Of the lines in the data below, count the ones holding the string "κάθε", and answer with that number only.

━━━ ENTRIES SUPPLIED ━━━

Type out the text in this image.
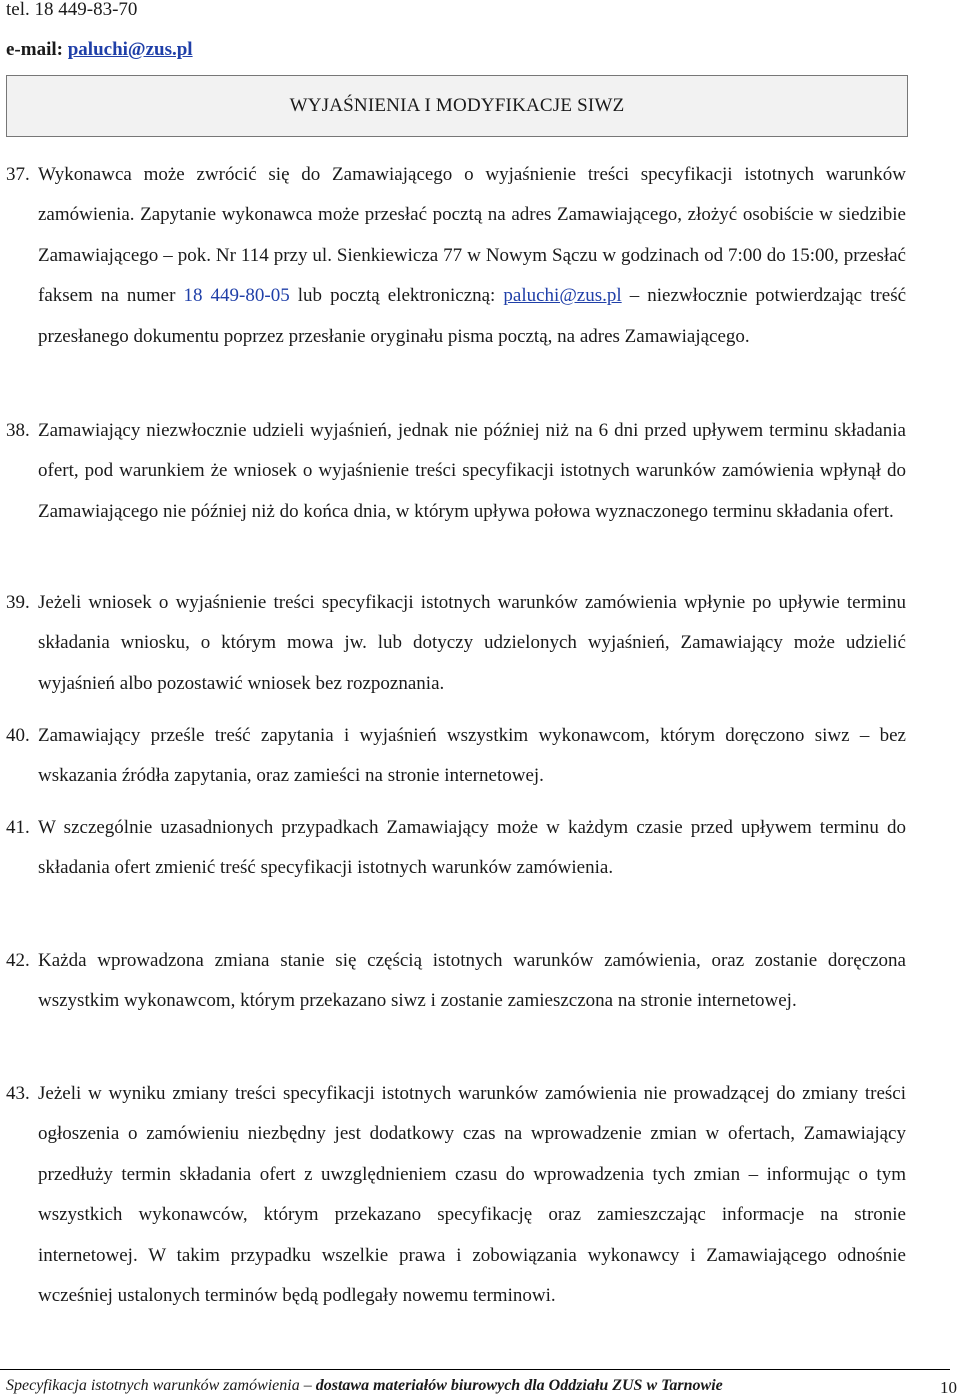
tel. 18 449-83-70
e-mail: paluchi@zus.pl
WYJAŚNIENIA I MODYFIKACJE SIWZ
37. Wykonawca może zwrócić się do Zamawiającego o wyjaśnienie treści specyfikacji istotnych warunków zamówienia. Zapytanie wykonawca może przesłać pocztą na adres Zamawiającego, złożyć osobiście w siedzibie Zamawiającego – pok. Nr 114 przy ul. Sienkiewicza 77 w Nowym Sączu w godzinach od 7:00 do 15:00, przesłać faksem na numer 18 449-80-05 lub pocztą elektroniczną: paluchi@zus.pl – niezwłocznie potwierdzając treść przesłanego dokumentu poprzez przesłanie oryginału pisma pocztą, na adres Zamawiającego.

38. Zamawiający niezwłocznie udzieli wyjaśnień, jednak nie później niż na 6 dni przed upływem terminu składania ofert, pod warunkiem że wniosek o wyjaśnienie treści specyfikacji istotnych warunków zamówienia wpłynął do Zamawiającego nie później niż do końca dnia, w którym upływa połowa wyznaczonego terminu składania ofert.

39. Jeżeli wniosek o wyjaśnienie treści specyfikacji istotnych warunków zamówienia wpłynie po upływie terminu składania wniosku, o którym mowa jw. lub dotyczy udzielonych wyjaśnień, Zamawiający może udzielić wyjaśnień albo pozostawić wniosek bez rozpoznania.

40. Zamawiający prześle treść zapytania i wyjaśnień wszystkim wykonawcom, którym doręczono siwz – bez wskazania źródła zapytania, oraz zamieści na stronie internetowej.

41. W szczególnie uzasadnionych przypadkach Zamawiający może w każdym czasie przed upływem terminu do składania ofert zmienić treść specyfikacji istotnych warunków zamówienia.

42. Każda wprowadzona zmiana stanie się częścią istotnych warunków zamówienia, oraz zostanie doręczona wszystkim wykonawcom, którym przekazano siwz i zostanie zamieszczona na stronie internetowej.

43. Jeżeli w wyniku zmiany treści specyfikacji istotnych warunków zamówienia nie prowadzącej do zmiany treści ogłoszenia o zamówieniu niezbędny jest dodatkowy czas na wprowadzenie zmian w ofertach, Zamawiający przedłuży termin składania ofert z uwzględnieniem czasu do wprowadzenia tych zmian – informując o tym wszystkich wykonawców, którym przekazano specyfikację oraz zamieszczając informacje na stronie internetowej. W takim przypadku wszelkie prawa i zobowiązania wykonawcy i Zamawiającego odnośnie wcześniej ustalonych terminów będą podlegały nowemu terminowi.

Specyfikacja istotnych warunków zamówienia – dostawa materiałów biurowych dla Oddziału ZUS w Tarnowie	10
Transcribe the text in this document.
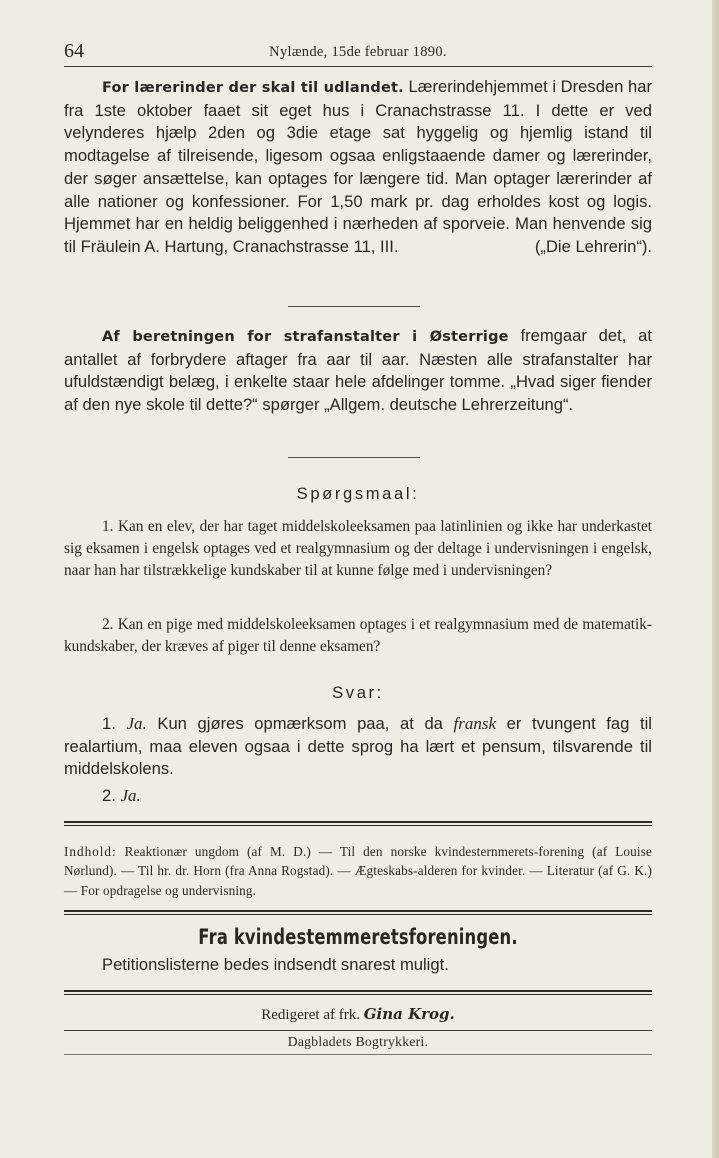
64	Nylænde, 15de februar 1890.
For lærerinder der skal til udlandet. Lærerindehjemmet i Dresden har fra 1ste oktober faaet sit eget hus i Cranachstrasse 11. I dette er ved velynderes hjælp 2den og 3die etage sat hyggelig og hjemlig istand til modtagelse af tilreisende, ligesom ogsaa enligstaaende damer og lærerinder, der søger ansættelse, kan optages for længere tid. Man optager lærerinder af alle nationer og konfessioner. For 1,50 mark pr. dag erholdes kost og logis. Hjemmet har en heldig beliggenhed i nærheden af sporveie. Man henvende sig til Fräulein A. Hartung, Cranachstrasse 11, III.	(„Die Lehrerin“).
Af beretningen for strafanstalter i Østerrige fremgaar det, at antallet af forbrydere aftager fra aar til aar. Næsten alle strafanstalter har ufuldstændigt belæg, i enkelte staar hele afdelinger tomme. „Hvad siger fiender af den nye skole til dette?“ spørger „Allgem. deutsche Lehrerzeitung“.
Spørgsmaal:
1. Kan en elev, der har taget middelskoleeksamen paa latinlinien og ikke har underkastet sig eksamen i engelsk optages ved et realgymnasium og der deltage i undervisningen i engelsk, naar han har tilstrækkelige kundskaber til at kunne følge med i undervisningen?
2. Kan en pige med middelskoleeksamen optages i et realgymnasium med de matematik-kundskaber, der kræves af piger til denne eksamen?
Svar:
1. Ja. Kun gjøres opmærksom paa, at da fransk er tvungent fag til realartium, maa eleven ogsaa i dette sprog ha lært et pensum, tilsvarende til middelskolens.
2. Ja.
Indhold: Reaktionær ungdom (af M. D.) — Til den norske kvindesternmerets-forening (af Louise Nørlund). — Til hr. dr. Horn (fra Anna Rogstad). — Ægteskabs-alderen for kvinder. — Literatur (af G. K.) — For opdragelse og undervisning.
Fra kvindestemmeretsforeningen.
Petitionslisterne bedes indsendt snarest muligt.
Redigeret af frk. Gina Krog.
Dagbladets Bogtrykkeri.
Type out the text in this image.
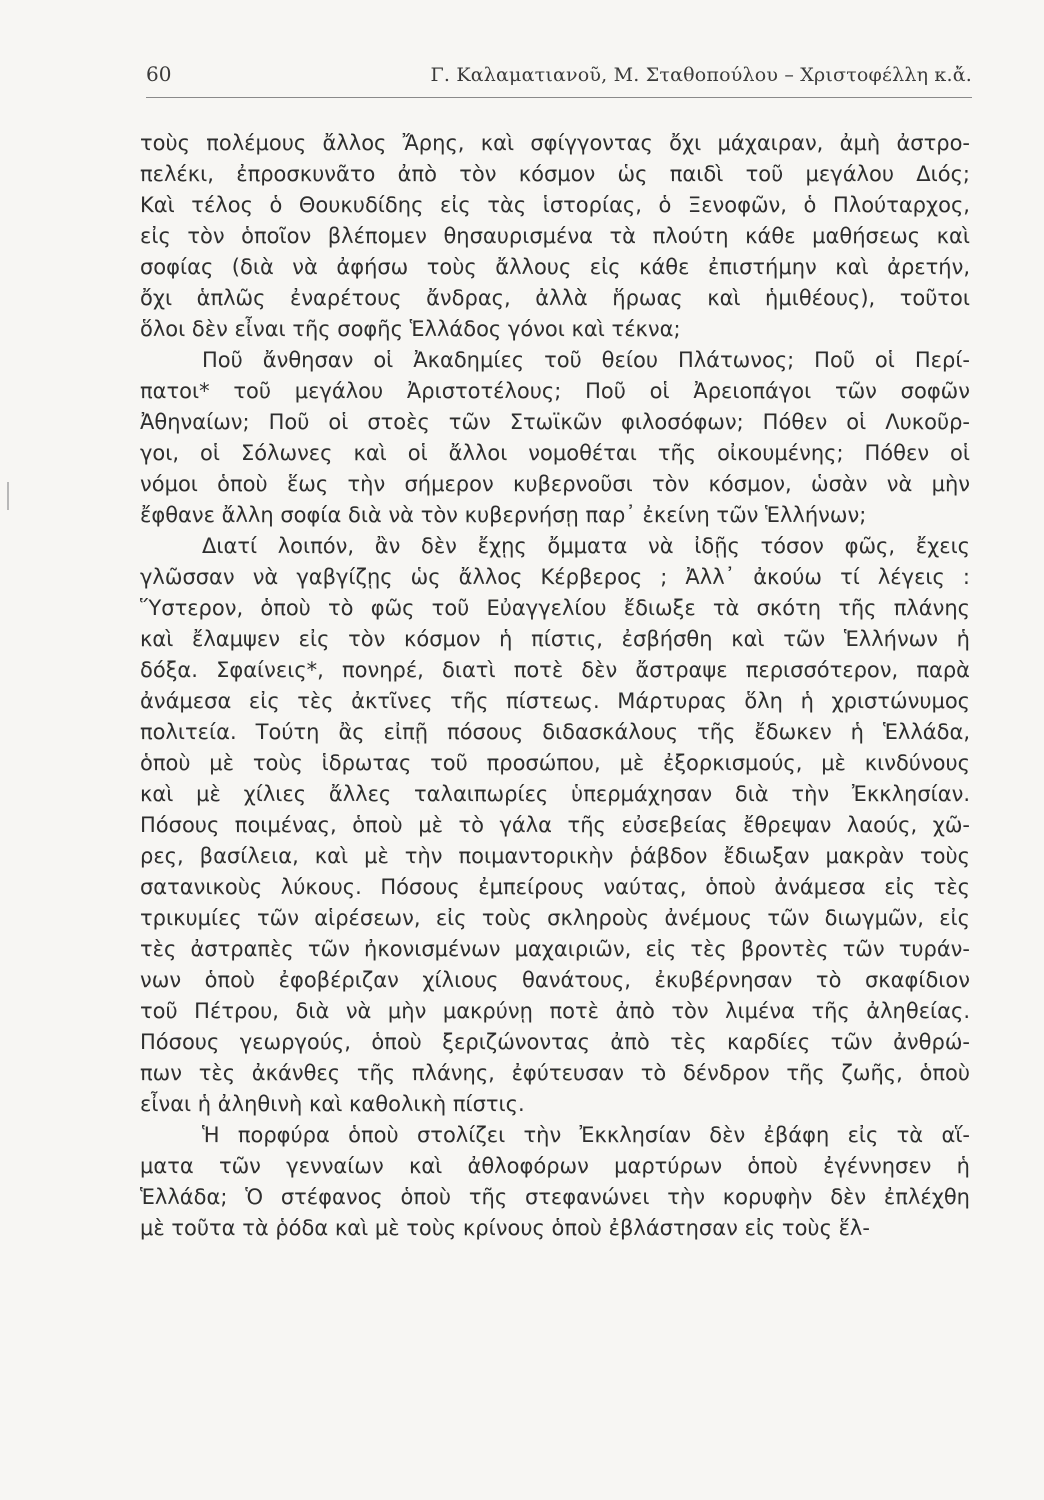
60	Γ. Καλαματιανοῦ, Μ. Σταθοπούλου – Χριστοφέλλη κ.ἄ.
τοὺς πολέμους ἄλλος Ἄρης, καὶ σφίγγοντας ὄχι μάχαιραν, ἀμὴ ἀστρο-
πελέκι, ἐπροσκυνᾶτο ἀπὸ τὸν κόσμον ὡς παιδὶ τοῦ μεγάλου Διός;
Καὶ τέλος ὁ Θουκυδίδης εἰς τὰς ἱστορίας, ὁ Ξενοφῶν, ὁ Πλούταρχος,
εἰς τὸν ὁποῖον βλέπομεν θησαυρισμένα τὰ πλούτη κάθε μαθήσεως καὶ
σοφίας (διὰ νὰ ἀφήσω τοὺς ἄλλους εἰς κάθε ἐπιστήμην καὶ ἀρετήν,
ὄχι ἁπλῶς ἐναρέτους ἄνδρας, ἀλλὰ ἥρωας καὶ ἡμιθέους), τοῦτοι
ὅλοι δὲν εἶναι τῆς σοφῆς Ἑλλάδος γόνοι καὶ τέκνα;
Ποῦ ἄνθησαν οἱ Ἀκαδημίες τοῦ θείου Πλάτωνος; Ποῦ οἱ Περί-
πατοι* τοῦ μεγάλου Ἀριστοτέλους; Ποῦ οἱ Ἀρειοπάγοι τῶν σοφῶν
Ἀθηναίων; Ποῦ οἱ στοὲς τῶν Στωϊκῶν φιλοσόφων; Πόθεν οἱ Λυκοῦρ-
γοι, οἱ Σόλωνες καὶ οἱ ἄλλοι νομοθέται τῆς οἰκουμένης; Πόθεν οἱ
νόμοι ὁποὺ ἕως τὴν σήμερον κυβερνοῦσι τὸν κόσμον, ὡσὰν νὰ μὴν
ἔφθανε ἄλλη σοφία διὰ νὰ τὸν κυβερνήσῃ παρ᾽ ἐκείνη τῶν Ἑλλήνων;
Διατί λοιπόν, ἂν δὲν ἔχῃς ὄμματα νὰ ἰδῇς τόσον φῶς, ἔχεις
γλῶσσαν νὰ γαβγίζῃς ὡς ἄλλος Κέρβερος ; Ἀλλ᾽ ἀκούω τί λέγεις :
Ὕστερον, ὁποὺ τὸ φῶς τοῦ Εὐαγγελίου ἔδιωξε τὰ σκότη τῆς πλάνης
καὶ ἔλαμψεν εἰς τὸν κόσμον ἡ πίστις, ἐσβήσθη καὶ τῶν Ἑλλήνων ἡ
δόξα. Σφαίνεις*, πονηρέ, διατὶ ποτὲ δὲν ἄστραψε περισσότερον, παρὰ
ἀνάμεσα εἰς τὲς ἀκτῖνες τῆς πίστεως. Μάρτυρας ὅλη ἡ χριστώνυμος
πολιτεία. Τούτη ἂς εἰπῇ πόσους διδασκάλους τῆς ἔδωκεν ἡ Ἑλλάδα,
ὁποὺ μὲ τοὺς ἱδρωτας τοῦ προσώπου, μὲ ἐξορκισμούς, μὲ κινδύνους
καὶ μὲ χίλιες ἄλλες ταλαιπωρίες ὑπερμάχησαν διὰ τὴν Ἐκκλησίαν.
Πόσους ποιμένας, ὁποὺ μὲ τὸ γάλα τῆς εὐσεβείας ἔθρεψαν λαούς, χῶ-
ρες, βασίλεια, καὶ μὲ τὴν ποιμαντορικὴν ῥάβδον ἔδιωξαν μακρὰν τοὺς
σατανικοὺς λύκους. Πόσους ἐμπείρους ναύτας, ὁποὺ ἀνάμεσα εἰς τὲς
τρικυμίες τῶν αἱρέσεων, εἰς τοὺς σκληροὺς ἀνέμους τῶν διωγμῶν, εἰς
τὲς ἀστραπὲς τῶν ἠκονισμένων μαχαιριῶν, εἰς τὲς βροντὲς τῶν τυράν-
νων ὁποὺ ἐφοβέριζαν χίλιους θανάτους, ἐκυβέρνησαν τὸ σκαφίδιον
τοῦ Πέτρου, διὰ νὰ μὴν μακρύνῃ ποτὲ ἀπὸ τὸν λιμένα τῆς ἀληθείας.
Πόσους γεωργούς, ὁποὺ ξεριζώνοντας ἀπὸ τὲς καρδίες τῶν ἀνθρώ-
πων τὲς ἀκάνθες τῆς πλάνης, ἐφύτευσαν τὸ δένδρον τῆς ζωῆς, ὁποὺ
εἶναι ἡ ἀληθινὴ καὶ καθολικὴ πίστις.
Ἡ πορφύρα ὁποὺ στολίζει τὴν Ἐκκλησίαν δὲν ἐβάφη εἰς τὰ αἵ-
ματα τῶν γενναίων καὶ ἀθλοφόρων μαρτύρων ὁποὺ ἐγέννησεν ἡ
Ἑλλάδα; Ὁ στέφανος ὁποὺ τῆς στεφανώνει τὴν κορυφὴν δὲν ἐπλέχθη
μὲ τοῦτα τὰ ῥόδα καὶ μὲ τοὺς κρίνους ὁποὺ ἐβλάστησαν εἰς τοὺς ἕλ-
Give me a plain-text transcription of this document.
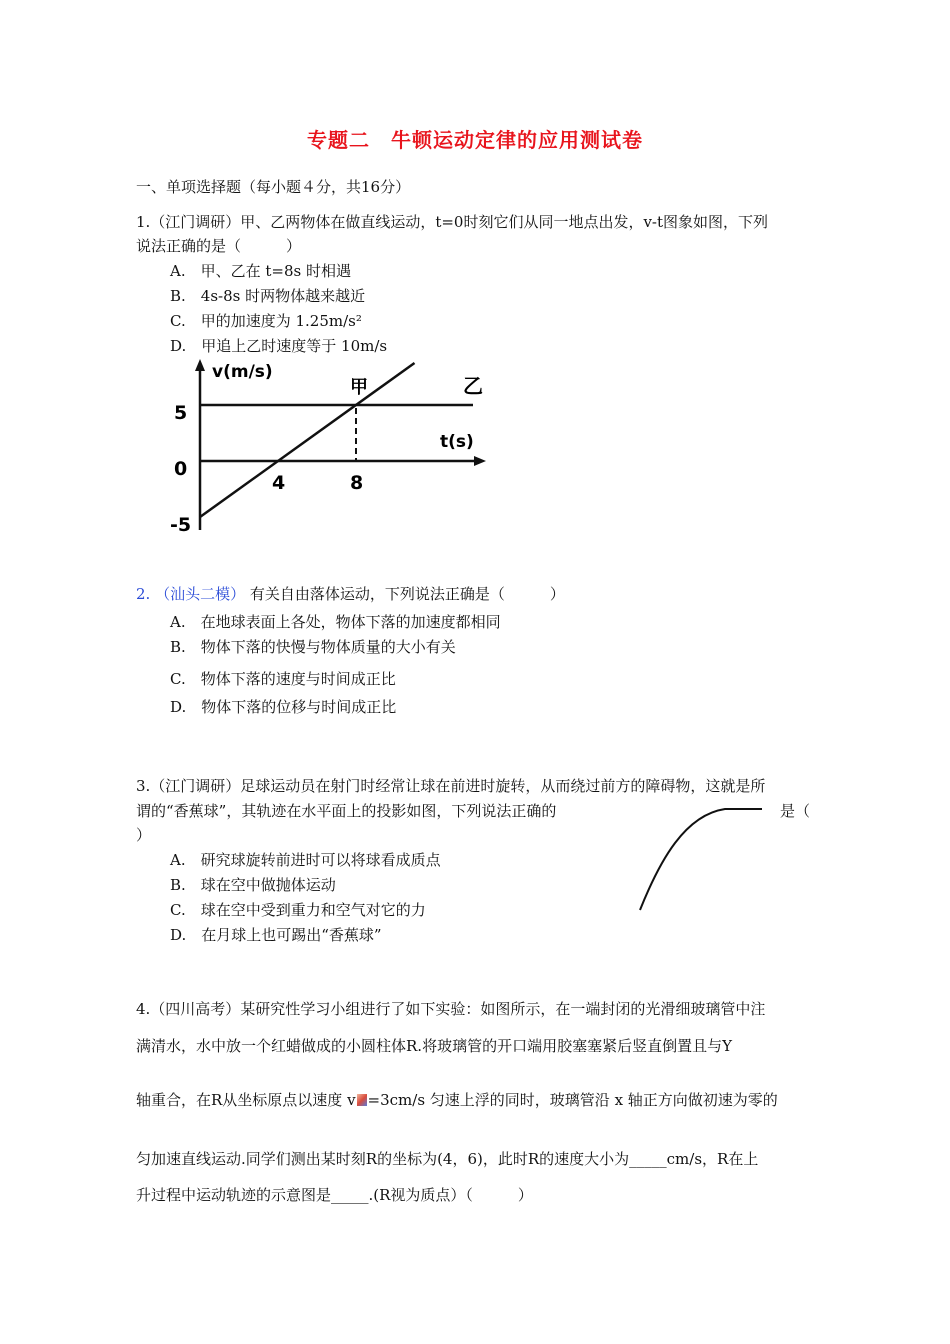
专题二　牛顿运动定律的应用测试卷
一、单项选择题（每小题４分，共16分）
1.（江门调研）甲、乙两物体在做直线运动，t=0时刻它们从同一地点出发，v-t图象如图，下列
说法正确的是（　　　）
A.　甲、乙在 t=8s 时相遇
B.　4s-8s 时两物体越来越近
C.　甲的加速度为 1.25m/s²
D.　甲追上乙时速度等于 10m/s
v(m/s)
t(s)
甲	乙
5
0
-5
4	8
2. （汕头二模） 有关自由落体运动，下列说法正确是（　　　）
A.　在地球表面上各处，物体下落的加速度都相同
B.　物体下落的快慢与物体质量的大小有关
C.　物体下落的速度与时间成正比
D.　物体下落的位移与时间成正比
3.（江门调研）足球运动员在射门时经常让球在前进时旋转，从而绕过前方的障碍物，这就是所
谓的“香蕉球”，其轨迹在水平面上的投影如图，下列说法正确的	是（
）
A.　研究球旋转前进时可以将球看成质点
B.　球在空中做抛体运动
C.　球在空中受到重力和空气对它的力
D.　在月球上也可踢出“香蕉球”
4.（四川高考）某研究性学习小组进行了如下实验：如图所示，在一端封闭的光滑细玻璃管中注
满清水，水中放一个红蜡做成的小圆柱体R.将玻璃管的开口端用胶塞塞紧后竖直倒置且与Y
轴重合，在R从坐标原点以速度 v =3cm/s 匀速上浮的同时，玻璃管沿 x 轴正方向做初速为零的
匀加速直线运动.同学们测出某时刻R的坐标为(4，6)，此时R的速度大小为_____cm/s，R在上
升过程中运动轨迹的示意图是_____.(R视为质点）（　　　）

━━━

▶ [SOLUTION FOR THIS TASK]: 2